Data entries

>> Begin

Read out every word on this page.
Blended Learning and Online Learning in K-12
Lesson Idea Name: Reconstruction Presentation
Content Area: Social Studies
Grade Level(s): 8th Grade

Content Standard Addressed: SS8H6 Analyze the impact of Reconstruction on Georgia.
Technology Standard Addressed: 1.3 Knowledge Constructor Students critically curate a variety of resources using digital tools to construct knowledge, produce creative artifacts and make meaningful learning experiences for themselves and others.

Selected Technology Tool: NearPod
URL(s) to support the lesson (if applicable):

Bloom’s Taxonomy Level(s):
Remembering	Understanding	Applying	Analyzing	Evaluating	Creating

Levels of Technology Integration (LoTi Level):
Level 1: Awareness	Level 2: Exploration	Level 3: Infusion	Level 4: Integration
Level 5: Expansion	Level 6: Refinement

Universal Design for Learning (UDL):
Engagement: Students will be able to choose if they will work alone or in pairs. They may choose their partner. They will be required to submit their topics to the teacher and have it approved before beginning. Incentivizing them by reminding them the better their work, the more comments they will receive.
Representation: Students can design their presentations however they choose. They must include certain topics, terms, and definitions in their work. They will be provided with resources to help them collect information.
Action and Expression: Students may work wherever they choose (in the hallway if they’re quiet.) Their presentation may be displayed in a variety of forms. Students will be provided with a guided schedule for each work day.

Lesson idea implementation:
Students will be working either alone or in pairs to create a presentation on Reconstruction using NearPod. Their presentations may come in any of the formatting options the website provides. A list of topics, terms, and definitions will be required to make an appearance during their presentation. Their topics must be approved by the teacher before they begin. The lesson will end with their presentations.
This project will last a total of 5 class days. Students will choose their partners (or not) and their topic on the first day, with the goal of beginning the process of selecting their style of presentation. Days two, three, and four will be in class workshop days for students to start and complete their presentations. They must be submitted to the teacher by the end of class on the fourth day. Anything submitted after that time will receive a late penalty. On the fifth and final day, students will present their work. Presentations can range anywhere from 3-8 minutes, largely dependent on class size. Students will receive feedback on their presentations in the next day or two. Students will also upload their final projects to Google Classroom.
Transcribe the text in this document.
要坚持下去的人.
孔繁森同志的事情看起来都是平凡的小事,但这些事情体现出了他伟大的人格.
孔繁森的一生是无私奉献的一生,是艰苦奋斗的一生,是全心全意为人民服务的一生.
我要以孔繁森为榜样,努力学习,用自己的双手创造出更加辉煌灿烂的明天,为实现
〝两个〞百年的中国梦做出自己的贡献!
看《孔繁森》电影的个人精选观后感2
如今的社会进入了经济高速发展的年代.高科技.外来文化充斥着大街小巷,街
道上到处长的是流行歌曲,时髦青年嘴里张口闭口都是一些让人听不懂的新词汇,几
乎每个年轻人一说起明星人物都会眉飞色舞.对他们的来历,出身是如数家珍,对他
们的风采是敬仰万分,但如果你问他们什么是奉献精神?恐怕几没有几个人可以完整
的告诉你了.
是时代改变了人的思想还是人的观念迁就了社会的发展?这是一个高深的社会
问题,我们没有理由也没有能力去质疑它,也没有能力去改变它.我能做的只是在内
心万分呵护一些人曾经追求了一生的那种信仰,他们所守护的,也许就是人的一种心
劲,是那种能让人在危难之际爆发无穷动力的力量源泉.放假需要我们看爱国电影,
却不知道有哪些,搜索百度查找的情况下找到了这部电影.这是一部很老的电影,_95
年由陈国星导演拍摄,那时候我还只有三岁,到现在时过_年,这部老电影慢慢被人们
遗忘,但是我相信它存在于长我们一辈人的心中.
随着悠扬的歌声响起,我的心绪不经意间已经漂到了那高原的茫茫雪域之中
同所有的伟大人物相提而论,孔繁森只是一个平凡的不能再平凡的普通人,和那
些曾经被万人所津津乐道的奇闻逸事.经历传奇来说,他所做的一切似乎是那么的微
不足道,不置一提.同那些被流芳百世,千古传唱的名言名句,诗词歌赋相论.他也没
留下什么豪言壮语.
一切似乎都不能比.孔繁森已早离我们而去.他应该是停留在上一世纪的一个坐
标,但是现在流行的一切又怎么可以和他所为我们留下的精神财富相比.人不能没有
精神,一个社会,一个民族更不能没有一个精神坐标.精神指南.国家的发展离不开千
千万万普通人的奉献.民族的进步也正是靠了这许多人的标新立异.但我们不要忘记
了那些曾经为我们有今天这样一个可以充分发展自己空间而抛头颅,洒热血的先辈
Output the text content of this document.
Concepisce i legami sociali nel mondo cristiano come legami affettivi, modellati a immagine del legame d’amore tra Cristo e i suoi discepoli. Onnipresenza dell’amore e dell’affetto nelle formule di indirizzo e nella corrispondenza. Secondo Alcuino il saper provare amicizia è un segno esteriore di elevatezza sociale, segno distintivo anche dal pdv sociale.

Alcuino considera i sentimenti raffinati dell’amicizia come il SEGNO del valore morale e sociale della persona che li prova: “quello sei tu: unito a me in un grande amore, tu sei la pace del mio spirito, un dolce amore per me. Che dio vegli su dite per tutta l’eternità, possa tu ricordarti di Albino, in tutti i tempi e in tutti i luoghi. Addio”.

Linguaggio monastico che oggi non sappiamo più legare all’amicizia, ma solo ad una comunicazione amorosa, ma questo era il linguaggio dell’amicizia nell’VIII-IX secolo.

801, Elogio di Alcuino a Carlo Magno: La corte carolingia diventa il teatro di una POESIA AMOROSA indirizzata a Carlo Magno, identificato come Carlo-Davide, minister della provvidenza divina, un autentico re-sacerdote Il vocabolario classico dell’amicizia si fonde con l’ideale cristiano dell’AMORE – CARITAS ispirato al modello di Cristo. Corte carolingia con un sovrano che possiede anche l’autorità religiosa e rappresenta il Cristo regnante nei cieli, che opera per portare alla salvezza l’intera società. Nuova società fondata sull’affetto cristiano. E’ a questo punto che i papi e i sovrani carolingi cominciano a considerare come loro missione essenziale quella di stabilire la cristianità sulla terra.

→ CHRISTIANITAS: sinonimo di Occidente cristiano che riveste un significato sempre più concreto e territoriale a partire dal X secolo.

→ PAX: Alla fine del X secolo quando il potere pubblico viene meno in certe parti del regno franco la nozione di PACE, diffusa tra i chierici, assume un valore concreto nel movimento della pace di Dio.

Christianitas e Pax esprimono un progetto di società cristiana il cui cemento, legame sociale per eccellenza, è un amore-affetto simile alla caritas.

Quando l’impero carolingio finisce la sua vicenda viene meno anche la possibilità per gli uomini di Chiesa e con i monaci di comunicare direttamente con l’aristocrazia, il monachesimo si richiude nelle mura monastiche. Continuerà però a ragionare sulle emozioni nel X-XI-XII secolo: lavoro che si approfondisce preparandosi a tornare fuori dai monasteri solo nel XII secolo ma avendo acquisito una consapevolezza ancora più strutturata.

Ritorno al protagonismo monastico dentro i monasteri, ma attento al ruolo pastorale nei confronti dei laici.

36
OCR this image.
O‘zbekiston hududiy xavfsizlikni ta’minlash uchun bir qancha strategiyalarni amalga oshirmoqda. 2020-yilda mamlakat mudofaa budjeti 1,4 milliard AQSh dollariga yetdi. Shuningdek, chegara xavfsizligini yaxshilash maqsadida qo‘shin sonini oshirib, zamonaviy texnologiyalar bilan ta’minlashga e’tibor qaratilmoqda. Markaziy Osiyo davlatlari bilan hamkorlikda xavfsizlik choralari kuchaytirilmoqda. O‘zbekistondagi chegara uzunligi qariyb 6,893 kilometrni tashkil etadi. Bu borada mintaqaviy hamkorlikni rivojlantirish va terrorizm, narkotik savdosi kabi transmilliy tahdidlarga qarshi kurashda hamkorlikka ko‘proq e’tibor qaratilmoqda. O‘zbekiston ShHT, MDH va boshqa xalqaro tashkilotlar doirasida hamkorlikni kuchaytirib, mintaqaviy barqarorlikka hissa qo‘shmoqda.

>> End

Written task:
Where a line in the material above holds "Integration", copy that line.

Answer to this exercise:
Levels of Technology Integration (LoTi Level):
Level 1: Awareness	Level 2: Exploration	Level 3: Infusion	Level 4: Integration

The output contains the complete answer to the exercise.